WHAT TO WORK ON
Select lines where the word "سیستم" appears.

Source data
########

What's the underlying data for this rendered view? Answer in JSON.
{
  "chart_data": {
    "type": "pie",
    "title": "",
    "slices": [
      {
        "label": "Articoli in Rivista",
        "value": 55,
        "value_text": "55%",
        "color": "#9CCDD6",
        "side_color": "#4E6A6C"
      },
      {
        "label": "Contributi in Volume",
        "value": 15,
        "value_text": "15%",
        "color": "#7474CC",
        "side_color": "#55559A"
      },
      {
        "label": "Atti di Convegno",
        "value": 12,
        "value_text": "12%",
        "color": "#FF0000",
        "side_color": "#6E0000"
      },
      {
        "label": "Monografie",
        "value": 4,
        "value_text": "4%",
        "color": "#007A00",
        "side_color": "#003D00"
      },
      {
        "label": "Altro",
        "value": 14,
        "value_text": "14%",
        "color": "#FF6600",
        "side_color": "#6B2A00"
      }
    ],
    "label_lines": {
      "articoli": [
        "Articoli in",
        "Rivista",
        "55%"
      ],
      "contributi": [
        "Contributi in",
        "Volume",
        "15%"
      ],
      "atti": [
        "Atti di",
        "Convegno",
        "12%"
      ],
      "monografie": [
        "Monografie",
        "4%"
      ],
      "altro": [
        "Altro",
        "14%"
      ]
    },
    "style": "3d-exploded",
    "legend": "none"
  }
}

########

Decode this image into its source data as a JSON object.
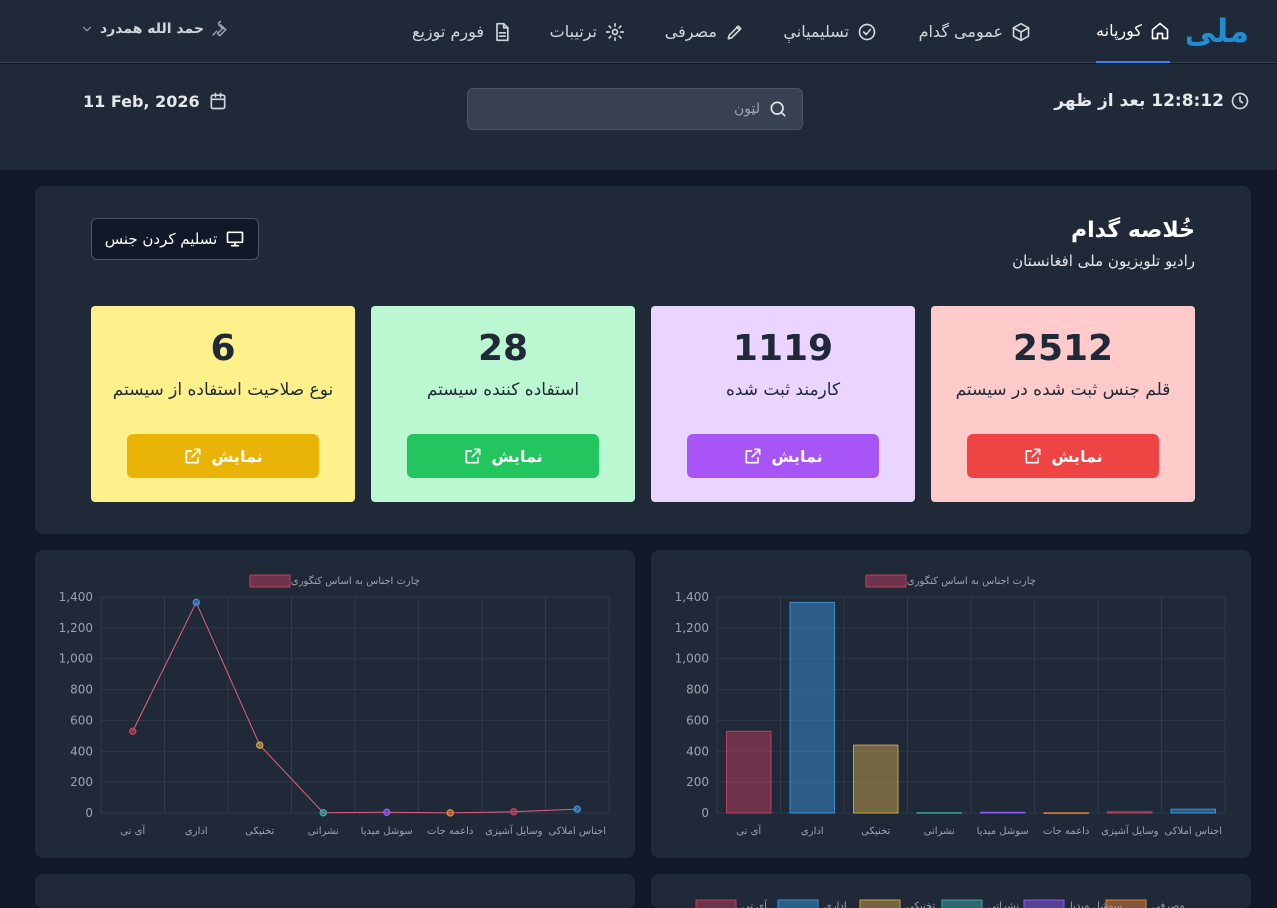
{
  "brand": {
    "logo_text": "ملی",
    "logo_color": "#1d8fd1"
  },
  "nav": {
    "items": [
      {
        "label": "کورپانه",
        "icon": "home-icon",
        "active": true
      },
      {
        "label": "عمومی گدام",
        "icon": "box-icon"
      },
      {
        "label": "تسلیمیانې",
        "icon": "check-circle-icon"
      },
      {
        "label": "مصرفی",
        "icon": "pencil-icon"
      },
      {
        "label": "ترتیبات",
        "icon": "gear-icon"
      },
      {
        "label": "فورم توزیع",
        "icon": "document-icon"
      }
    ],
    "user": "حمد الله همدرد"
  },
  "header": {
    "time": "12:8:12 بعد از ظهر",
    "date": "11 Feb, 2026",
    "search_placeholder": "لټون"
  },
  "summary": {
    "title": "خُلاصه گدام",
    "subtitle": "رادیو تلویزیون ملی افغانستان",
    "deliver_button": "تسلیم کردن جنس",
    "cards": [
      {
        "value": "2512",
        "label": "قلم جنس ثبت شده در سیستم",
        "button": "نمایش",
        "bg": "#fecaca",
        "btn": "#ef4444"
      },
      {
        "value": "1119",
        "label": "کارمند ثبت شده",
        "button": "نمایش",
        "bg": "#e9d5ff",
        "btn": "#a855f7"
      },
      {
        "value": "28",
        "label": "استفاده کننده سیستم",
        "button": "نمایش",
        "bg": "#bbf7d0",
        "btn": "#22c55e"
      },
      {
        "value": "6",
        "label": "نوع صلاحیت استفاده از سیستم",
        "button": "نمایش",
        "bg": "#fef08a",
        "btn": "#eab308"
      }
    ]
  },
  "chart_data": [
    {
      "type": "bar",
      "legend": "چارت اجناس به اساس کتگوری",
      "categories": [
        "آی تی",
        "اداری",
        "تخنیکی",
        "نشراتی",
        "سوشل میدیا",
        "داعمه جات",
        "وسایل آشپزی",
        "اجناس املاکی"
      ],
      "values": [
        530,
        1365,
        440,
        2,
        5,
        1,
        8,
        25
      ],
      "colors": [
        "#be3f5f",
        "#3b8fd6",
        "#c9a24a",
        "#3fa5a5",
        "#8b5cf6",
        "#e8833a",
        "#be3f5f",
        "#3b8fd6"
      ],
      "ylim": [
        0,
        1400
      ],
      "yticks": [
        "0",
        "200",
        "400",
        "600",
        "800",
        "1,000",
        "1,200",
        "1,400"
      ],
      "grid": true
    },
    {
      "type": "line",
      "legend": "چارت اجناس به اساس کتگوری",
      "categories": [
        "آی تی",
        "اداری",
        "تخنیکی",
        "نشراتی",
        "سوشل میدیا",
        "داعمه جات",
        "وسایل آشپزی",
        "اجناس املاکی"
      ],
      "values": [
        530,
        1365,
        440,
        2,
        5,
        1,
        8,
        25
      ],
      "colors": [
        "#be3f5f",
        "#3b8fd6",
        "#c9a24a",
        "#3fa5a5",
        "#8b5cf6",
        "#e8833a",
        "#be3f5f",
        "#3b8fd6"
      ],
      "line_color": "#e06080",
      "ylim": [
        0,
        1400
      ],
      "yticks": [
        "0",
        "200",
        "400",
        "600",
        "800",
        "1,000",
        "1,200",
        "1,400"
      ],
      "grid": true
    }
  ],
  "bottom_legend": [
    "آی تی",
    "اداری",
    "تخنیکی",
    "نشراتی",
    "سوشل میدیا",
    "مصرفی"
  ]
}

########

RESPONSE TO THE EXERCISE
        "label": "قلم جنس ثبت شده در سیستم",
        "label": "استفاده کننده سیستم",
        "label": "نوع صلاحیت استفاده از سیستم",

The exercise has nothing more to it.